### Short exercise
Write out, precisely and in full, each line of the material.

### Recorded data

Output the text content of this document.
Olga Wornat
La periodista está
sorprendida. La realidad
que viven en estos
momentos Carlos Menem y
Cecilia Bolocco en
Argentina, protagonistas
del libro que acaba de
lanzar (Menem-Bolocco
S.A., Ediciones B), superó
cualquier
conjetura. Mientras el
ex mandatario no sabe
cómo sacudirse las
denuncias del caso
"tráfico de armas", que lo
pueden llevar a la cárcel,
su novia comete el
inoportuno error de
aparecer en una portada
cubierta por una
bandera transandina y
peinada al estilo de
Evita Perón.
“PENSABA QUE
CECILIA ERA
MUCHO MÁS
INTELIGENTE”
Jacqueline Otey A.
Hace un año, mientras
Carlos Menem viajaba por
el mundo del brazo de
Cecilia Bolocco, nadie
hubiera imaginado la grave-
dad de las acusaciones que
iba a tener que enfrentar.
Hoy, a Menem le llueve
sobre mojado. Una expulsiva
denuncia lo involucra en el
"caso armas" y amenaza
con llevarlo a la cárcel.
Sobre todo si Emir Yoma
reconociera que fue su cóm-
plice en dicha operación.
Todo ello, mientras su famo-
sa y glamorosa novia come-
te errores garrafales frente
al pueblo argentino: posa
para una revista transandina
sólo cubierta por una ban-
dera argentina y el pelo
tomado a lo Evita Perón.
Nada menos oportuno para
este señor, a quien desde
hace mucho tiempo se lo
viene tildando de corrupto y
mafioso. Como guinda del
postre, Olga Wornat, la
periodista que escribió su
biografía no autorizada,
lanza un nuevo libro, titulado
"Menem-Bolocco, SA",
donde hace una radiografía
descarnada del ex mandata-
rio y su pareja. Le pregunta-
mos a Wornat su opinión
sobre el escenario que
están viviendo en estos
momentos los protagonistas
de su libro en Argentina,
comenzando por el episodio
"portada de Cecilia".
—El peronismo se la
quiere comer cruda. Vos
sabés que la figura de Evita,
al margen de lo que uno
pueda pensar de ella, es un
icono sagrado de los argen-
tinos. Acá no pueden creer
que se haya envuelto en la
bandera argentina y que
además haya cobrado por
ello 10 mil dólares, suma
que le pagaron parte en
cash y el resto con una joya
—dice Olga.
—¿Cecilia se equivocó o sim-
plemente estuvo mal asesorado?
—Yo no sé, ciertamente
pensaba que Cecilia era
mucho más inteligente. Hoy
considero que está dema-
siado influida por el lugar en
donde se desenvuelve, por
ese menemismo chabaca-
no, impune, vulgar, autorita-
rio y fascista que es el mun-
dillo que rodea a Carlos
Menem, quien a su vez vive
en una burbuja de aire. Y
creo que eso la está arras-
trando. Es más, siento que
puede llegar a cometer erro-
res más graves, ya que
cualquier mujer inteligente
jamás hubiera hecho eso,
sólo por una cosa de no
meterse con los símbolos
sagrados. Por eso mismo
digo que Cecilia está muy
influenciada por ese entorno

### Full solution
Output the text content of this document.
Olga Wornat
La periodista está
sorprendida. La realidad
que viven en estos
momentos Carlos Menem y
Cecilia Bolocco en
Argentina, protagonistas
del libro que acaba de
lanzar (Menem-Bolocco
S.A., Ediciones B), superó
cualquier
conjetura. Mientras el
ex mandatario no sabe
cómo sacudirse las
denuncias del caso
"tráfico de armas", que lo
pueden llevar a la cárcel,
su novia comete el
inoportuno error de
aparecer en una portada
cubierta por una
bandera transandina y
peinada al estilo de
Evita Perón.
“PENSABA QUE
CECILIA ERA
MUCHO MÁS
INTELIGENTE”
Jacqueline Otey A.
Hace un año, mientras
Carlos Menem viajaba por
el mundo del brazo de
Cecilia Bolocco, nadie
hubiera imaginado la grave-
dad de las acusaciones que
iba a tener que enfrentar.
Hoy, a Menem le llueve
sobre mojado. Una expulsiva
denuncia lo involucra en el
"caso armas" y amenaza
con llevarlo a la cárcel.
Sobre todo si Emir Yoma
reconociera que fue su cóm-
plice en dicha operación.
Todo ello, mientras su famo-
sa y glamorosa novia come-
te errores garrafales frente
al pueblo argentino: posa
para una revista transandina
sólo cubierta por una ban-
dera argentina y el pelo
tomado a lo Evita Perón.
Nada menos oportuno para
este señor, a quien desde
hace mucho tiempo se lo
viene tildando de corrupto y
mafioso. Como guinda del
postre, Olga Wornat, la
periodista que escribió su
biografía no autorizada,
lanza un nuevo libro, titulado
"Menem-Bolocco, SA",
donde hace una radiografía
descarnada del ex mandata-
rio y su pareja. Le pregunta-
mos a Wornat su opinión
sobre el escenario que
están viviendo en estos
momentos los protagonistas
de su libro en Argentina,
comenzando por el episodio
"portada de Cecilia".
—El peronismo se la
quiere comer cruda. Vos
sabés que la figura de Evita,
al margen de lo que uno
pueda pensar de ella, es un
icono sagrado de los argen-
tinos. Acá no pueden creer
que se haya envuelto en la
bandera argentina y que
además haya cobrado por
ello 10 mil dólares, suma
que le pagaron parte en
cash y el resto con una joya
—dice Olga.
—¿Cecilia se equivocó o sim-
plemente estuvo mal asesorado?
—Yo no sé, ciertamente
pensaba que Cecilia era
mucho más inteligente. Hoy
considero que está dema-
siado influida por el lugar en
donde se desenvuelve, por
ese menemismo chabaca-
no, impune, vulgar, autorita-
rio y fascista que es el mun-
dillo que rodea a Carlos
Menem, quien a su vez vive
en una burbuja de aire. Y
creo que eso la está arras-
trando. Es más, siento que
puede llegar a cometer erro-
res más graves, ya que
cualquier mujer inteligente
jamás hubiera hecho eso,
sólo por una cosa de no
meterse con los símbolos
sagrados. Por eso mismo
digo que Cecilia está muy
influenciada por ese entorno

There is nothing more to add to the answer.